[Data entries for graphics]
┄┄┄┄┄┄┄┄┄┄┄┄┄┄┄┄┄┄┄┄

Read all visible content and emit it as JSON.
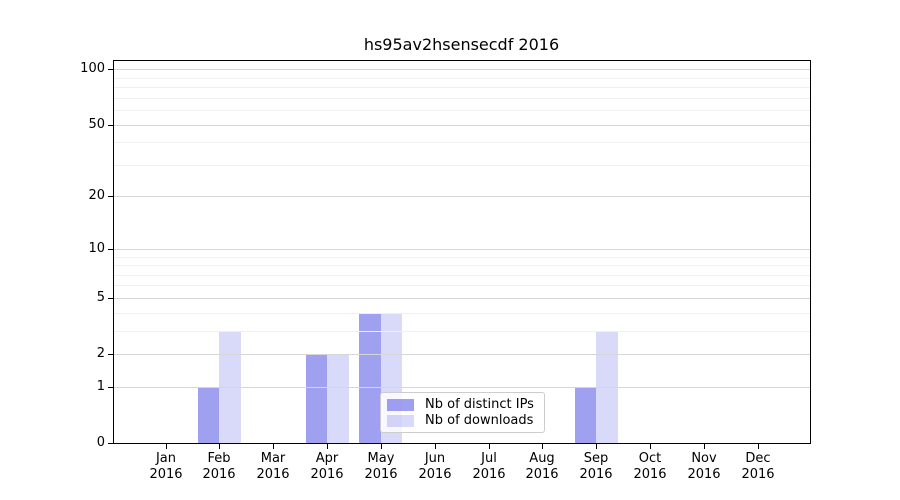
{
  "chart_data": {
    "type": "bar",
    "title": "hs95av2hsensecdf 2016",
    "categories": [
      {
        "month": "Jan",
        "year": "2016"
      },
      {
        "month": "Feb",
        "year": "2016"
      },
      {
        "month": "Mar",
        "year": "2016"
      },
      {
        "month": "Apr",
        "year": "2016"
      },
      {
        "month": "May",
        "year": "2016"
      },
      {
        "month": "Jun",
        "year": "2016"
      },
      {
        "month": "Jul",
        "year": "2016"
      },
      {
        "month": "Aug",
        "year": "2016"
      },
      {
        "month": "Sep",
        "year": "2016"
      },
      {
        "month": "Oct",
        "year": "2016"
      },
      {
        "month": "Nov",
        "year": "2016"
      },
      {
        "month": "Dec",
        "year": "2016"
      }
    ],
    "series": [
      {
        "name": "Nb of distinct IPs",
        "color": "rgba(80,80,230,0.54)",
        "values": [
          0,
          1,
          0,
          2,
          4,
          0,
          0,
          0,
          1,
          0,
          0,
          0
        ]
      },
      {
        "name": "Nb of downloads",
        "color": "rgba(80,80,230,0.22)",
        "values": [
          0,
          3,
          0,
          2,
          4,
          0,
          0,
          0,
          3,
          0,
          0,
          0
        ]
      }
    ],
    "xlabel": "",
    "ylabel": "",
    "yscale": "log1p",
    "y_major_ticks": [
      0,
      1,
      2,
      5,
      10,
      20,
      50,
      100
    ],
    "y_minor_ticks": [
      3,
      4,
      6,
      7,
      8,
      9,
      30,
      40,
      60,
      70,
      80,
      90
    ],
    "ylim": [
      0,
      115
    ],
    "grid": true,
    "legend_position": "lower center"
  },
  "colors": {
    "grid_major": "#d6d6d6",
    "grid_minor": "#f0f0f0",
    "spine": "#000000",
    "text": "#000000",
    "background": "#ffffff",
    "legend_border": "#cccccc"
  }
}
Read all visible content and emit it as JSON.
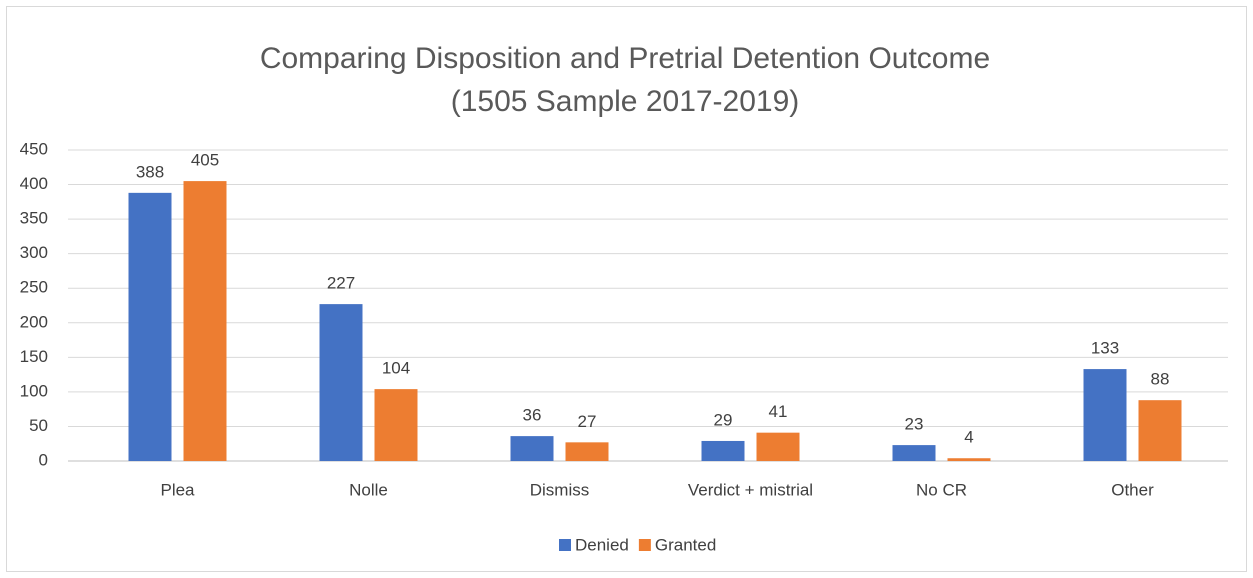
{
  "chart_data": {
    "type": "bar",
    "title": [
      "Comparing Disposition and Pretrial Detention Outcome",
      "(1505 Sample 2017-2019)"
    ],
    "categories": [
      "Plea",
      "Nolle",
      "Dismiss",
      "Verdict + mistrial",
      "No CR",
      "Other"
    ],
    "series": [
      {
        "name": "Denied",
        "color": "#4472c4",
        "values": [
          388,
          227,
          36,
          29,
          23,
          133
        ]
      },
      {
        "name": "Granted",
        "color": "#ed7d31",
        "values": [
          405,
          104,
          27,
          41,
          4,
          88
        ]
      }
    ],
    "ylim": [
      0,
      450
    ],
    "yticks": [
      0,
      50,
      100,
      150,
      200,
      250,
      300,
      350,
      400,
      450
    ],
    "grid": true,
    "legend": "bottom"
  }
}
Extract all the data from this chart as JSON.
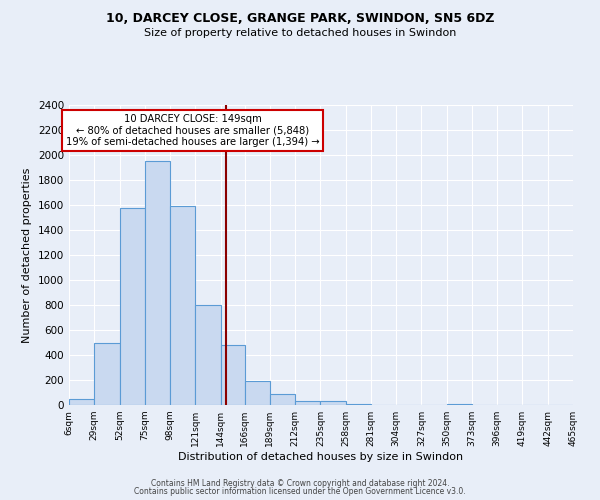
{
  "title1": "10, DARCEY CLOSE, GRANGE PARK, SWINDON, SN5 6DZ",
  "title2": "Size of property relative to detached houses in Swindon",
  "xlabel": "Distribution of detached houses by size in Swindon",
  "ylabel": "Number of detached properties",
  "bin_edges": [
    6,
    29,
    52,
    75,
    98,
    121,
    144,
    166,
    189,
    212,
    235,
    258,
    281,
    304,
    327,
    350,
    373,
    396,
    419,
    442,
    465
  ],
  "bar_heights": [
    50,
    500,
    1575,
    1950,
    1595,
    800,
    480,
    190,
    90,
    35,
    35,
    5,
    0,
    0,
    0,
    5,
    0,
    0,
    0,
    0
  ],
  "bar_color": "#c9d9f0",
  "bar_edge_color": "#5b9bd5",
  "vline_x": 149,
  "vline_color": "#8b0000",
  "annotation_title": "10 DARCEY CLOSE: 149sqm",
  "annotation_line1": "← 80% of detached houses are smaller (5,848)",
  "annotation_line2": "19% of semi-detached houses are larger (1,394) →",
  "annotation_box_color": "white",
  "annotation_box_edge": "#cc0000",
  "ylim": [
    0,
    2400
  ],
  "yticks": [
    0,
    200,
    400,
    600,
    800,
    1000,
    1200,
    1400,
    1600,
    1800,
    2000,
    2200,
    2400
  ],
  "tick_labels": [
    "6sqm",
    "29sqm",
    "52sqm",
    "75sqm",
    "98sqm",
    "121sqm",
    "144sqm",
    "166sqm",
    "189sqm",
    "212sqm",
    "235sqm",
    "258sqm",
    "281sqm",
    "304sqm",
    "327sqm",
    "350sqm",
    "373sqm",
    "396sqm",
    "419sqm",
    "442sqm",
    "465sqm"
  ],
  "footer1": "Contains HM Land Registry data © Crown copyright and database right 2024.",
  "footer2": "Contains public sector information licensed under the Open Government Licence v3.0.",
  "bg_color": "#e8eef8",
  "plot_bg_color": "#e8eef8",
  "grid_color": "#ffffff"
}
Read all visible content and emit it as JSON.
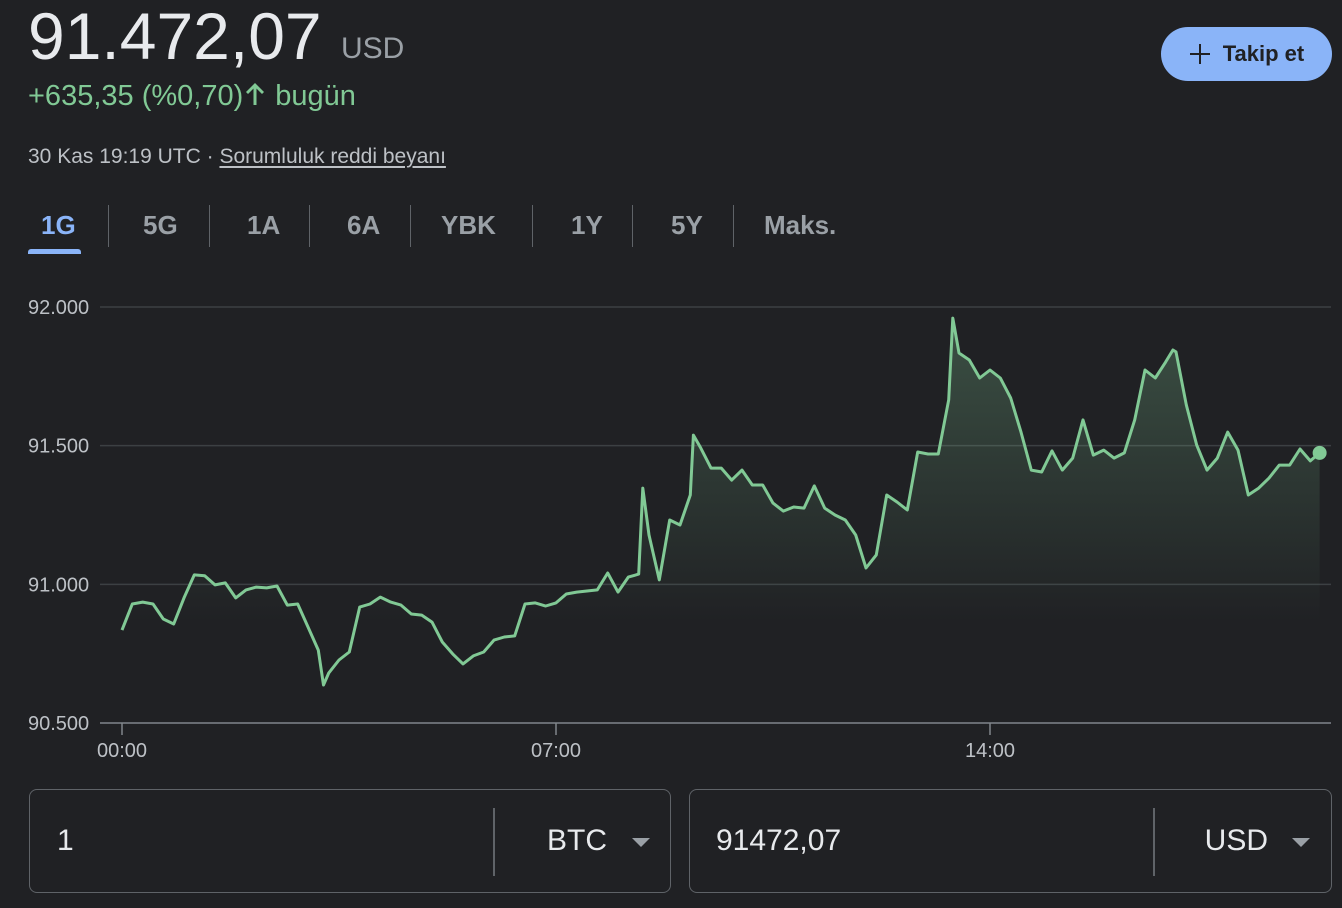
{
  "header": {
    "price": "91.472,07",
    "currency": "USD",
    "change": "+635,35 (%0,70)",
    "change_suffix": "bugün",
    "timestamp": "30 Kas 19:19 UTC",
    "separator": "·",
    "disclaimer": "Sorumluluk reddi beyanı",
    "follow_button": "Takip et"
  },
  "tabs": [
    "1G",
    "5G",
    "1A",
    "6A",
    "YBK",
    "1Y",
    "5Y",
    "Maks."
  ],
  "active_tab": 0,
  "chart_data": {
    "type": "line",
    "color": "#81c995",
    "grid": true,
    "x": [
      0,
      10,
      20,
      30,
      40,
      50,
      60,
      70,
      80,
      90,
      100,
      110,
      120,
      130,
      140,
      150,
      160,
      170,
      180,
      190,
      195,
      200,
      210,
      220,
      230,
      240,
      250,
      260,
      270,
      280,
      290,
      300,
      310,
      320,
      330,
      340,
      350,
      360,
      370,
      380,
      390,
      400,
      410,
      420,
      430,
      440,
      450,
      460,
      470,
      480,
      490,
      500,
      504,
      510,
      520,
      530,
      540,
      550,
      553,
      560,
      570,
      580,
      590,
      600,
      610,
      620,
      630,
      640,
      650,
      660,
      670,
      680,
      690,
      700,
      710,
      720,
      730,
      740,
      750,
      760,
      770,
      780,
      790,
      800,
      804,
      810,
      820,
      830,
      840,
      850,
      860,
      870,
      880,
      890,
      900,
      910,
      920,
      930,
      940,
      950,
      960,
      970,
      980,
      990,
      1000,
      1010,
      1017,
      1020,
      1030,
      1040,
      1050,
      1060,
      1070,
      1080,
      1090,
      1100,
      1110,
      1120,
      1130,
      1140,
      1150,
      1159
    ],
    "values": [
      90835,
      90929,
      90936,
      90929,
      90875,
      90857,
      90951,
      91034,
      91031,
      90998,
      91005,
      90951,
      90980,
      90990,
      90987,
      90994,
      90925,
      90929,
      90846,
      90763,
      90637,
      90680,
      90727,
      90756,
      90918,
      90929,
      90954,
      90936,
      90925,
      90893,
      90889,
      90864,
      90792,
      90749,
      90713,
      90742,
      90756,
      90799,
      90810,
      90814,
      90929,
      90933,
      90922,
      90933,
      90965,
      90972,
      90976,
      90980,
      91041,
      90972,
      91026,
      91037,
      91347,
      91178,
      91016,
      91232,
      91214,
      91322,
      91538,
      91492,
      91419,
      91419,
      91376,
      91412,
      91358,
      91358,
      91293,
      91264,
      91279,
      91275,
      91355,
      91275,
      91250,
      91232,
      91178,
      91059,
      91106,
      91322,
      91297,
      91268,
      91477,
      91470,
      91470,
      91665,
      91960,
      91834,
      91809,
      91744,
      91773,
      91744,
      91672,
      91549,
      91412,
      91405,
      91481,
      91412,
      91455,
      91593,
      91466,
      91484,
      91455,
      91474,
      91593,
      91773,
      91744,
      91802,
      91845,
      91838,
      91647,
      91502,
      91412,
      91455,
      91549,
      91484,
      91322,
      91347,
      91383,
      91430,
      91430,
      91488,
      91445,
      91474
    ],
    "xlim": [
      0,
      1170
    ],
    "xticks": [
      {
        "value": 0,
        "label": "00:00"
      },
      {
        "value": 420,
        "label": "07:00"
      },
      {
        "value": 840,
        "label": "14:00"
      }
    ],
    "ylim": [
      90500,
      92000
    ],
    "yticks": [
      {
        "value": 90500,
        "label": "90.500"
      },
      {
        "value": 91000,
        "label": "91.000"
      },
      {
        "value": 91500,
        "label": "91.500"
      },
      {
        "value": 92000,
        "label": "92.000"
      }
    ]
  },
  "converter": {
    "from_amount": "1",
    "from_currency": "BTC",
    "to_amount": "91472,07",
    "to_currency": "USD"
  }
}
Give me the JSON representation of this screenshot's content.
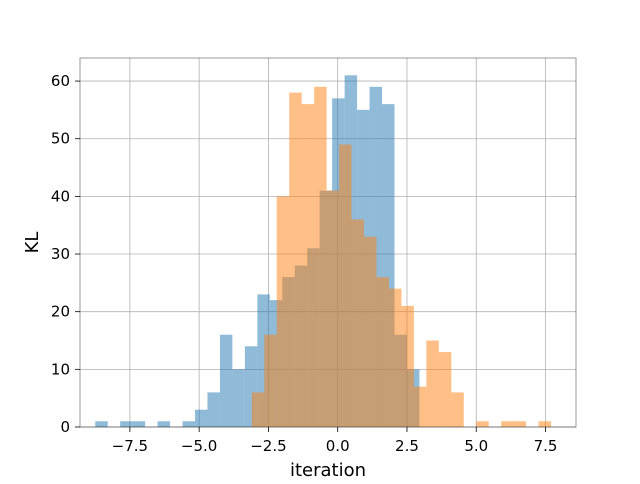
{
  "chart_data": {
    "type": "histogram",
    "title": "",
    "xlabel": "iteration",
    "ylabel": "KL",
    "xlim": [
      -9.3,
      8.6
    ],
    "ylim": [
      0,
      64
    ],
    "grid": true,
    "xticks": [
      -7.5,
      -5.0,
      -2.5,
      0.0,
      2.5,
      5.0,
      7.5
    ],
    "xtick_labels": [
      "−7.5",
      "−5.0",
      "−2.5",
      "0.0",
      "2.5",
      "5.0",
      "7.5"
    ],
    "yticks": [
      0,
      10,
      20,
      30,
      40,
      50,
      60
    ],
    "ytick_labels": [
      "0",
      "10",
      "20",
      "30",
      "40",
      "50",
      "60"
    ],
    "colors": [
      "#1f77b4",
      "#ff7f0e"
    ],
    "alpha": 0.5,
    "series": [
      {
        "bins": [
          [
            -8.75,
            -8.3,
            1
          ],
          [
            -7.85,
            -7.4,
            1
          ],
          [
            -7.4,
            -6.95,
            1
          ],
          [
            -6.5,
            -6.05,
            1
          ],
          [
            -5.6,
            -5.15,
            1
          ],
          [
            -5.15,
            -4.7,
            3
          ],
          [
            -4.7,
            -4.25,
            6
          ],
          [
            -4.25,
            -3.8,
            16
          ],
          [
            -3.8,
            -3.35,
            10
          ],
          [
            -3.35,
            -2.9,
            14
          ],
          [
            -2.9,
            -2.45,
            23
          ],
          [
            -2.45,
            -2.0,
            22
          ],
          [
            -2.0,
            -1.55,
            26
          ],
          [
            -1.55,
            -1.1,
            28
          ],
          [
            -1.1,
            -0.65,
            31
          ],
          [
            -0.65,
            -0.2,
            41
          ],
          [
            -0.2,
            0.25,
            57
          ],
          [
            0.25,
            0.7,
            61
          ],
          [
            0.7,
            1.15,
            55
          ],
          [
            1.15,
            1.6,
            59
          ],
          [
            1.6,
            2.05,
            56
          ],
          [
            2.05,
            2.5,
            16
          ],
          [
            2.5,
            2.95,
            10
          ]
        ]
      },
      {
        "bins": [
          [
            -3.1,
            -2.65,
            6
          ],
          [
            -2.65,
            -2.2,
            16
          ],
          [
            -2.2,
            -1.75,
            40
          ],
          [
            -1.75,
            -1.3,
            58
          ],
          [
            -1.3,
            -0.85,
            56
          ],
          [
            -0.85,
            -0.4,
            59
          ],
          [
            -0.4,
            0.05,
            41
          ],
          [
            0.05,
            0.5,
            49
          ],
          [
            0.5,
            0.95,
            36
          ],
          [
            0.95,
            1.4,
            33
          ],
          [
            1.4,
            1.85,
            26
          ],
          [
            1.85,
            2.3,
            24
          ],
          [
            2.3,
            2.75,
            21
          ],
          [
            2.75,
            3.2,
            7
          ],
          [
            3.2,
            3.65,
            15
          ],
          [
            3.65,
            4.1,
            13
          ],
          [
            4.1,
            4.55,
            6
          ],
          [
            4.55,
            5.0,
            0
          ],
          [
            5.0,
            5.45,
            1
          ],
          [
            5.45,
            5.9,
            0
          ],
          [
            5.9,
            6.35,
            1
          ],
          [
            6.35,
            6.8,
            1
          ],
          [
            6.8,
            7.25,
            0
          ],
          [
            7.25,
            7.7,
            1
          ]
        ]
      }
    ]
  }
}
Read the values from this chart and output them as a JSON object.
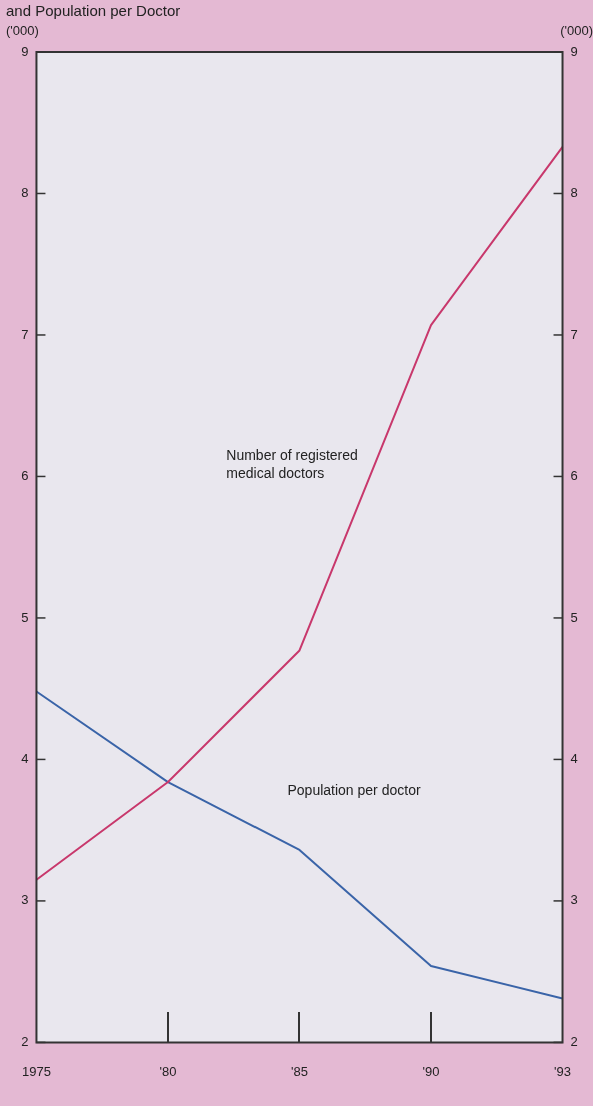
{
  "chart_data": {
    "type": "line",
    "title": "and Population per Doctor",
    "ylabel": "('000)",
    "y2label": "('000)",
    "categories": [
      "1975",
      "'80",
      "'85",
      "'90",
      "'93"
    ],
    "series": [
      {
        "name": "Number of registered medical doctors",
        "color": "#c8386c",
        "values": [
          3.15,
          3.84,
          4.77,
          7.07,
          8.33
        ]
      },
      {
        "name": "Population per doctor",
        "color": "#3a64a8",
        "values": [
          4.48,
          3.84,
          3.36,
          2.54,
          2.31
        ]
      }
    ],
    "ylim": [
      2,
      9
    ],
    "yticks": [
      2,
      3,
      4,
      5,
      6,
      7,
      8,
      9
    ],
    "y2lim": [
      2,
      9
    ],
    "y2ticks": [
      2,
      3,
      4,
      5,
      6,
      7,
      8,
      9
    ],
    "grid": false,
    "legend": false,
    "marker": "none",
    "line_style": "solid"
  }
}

┄┄┄┄┄┄┄┄┄┄┄┄┄┄┄┄┄┄┄┄

→ **GOAL**:
Write down only how many lines in the listing contain the word "DARCEY".

→ **TASK RESPONSE**:
2